** What you need to do **
Using the records that follow, copy every line containing the word "Give".

** Exercise input **
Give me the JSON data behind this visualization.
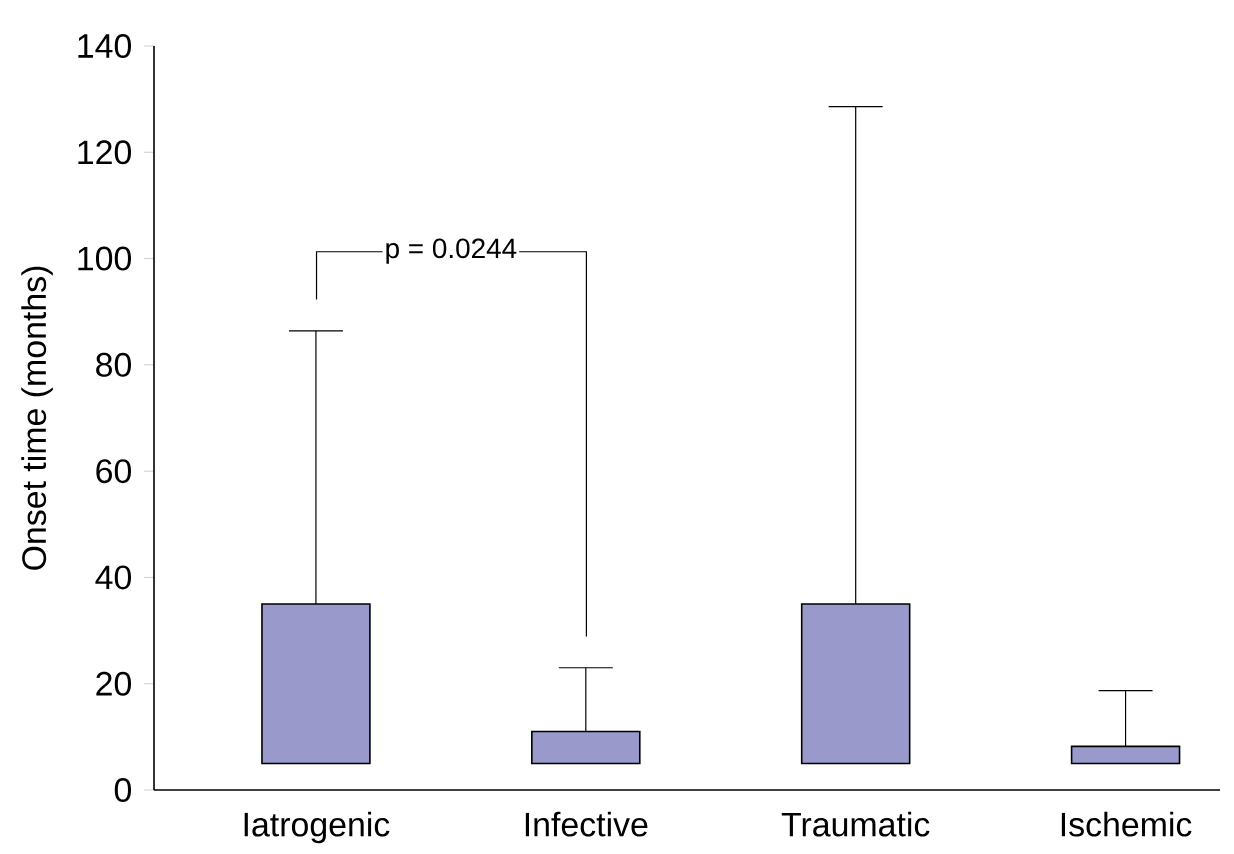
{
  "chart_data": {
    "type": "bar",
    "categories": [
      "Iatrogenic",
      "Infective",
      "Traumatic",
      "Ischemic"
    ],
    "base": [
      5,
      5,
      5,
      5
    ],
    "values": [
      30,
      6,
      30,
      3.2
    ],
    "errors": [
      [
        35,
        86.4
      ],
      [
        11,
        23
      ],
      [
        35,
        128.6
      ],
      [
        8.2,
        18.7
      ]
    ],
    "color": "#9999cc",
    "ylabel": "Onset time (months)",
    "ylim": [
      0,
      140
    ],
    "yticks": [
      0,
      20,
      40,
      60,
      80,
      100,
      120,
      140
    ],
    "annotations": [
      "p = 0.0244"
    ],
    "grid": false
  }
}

--

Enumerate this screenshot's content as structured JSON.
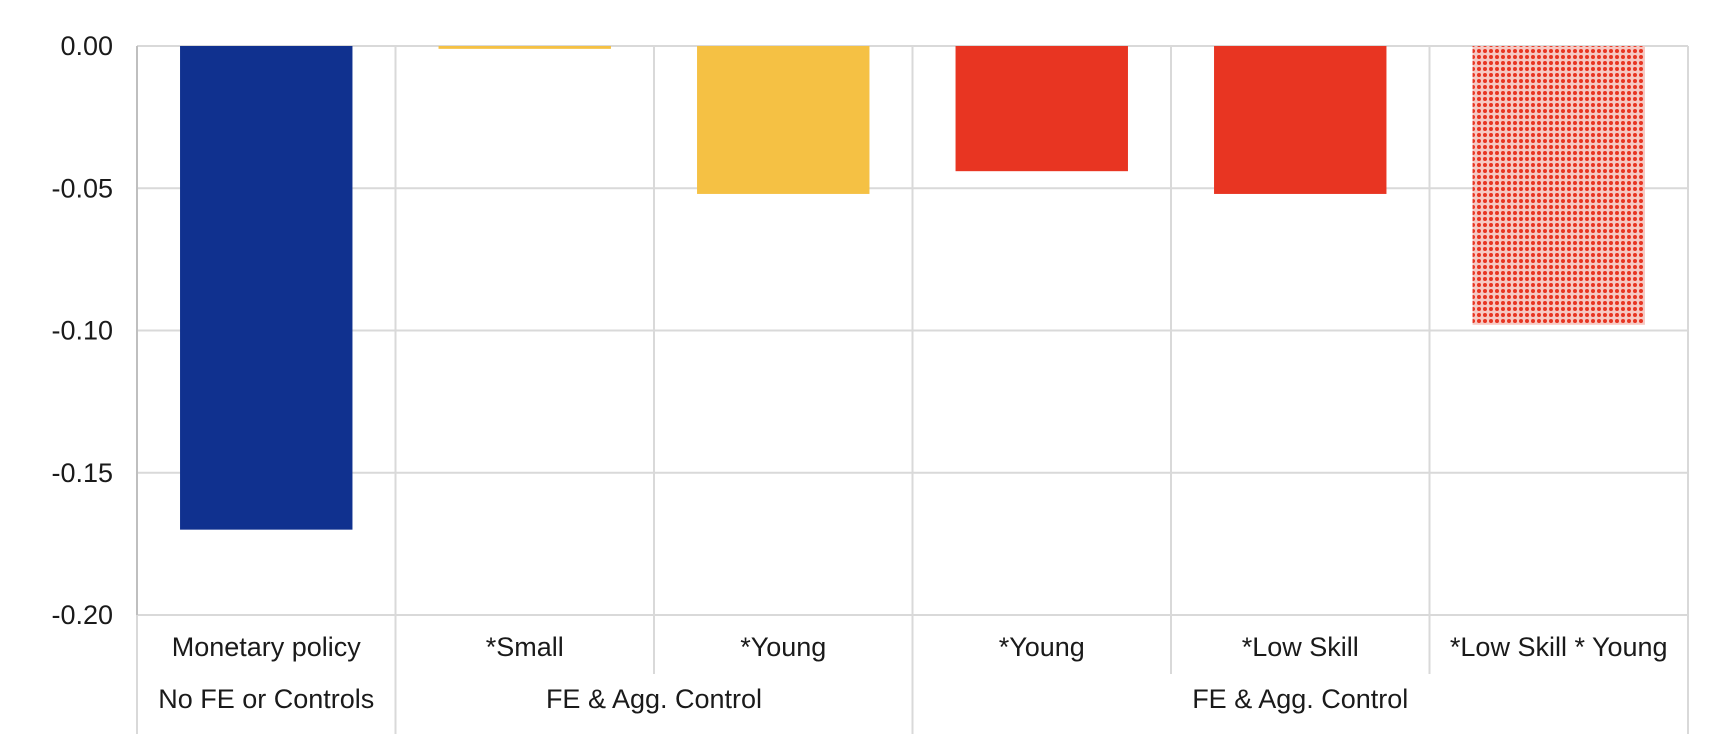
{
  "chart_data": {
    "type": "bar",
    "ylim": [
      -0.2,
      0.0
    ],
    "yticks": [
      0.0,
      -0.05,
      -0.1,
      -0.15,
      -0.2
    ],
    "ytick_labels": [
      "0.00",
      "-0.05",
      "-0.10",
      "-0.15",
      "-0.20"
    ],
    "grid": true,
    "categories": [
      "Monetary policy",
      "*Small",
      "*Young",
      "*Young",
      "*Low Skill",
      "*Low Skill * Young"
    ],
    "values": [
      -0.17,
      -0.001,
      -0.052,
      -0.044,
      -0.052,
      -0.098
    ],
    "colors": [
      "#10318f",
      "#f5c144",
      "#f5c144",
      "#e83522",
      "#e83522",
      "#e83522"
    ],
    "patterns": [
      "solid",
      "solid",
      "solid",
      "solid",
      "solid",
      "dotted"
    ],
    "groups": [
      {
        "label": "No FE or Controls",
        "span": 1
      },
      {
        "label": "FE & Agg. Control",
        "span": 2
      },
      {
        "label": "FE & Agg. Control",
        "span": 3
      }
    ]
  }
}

==

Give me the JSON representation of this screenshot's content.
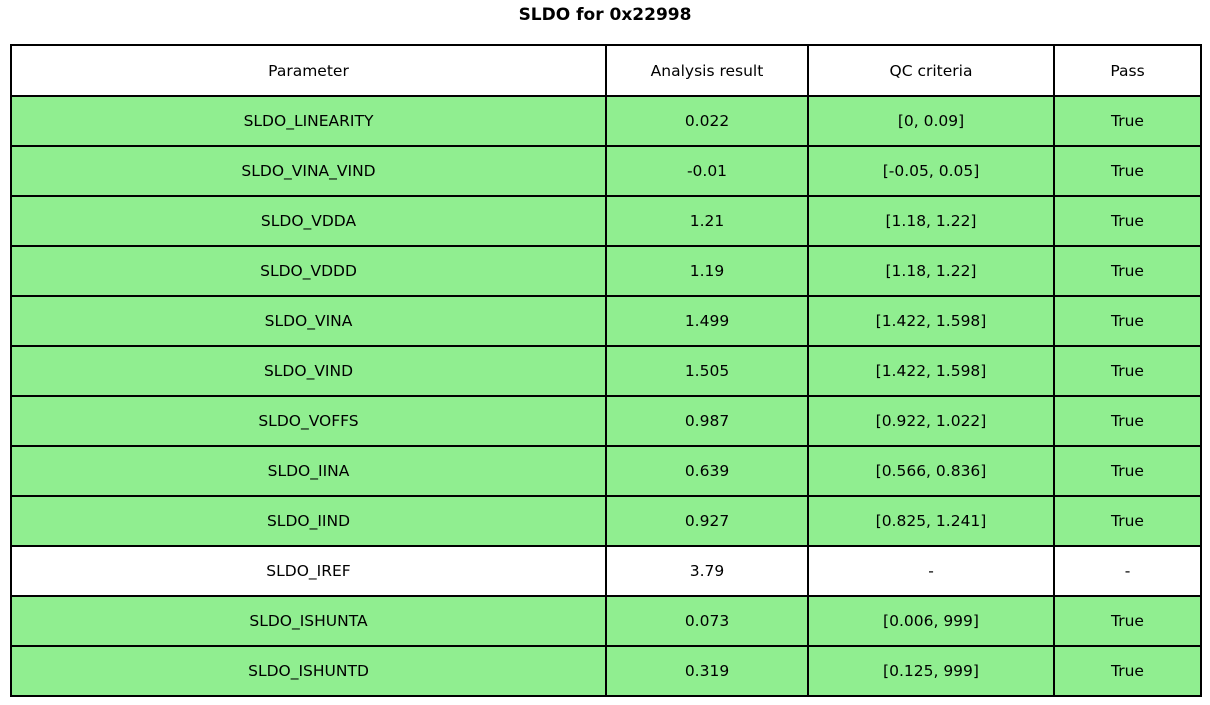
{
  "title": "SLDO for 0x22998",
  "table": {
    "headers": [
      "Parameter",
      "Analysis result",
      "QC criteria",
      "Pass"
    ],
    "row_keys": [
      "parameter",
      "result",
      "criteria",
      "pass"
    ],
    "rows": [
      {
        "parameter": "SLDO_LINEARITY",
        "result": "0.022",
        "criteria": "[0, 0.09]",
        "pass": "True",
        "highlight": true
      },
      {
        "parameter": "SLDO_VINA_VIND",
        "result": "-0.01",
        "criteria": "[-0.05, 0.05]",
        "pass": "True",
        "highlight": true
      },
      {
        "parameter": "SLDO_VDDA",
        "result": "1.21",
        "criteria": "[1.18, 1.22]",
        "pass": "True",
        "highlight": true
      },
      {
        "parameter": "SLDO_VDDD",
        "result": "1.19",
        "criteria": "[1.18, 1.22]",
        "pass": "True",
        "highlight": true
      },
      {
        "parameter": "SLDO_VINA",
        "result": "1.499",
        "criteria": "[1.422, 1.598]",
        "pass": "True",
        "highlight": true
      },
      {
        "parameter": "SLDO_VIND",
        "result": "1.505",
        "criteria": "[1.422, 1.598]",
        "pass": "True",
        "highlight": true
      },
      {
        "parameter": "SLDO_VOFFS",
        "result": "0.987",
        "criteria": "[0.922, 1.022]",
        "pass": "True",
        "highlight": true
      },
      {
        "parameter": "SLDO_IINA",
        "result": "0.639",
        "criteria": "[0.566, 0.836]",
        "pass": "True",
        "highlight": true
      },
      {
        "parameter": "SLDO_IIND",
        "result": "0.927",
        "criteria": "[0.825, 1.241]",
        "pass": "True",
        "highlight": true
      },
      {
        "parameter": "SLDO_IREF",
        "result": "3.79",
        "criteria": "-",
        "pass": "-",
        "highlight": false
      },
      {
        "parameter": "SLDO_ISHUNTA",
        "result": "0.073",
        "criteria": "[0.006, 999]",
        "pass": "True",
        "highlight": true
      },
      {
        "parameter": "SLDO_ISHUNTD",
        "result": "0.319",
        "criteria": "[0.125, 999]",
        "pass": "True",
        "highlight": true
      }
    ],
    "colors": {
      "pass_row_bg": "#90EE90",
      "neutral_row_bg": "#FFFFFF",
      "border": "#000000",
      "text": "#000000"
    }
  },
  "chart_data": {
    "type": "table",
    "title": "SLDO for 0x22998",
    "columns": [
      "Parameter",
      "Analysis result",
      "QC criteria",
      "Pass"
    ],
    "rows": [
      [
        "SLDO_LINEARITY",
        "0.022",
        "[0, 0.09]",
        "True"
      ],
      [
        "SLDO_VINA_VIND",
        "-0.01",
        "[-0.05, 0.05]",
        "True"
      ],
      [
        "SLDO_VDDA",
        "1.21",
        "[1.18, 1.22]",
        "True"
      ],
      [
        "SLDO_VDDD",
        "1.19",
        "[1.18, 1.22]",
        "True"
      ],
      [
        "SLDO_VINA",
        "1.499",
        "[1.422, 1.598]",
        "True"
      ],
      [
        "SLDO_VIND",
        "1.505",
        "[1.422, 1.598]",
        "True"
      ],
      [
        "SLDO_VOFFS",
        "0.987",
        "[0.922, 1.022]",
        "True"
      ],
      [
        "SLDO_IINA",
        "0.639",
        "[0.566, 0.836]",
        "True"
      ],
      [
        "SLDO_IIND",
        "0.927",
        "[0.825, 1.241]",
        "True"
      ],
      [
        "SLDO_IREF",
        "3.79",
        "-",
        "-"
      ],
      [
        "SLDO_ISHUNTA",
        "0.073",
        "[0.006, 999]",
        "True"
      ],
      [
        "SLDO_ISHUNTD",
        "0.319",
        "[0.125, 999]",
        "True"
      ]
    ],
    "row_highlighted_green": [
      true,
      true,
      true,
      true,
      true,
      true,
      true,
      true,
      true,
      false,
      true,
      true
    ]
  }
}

** Written reply **
Give me the JSON data behind this visualization.
Give me the JSON representation of this screenshot's content.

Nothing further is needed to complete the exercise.